• What is asked: Copy every line of the data in which the word "common" occurs.

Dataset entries
[Begin]
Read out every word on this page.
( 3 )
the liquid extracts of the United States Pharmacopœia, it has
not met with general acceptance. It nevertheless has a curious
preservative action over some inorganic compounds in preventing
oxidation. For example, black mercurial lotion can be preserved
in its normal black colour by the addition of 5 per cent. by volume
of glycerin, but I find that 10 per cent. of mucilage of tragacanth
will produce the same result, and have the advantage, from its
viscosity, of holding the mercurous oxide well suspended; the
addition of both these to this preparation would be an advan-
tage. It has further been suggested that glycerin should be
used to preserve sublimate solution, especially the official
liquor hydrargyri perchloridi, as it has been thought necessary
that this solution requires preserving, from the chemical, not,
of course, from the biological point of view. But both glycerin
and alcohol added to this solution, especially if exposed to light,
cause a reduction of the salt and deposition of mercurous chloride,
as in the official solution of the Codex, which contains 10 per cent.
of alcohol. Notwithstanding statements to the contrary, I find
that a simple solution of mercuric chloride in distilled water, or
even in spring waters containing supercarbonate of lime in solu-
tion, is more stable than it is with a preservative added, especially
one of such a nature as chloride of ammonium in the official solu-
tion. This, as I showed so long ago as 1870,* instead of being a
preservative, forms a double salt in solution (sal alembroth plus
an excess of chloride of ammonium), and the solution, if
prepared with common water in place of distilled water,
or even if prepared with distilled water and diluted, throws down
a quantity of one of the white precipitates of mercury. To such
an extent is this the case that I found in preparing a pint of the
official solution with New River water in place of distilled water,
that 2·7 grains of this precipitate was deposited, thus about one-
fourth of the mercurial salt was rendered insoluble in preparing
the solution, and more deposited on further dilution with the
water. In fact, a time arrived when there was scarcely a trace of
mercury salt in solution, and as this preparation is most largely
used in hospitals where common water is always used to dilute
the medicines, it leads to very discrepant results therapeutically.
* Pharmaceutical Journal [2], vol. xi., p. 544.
[End]
[Begin]
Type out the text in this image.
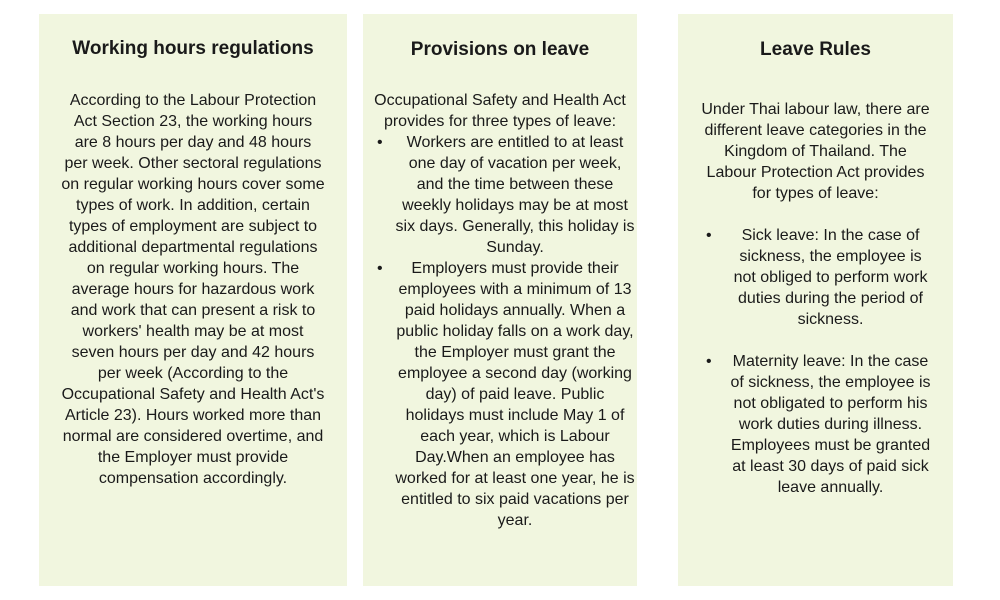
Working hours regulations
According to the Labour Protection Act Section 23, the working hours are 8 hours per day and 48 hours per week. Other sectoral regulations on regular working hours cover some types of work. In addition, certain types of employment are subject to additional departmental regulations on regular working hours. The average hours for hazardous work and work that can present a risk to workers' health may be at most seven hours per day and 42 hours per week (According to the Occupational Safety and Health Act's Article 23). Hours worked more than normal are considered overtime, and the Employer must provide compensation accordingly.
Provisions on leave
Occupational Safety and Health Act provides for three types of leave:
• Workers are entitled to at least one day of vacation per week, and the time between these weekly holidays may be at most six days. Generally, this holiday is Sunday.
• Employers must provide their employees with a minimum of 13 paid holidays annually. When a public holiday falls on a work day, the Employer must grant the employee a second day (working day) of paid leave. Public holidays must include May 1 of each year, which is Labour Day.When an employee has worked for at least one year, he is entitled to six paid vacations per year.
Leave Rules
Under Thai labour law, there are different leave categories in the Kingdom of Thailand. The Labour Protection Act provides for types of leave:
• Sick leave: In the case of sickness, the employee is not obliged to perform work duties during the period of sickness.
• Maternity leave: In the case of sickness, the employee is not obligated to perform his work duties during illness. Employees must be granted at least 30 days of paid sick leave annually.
[End]
• Worked answer:
prepared with common water in place of distilled water,
used in hospitals where common water is always used to dilute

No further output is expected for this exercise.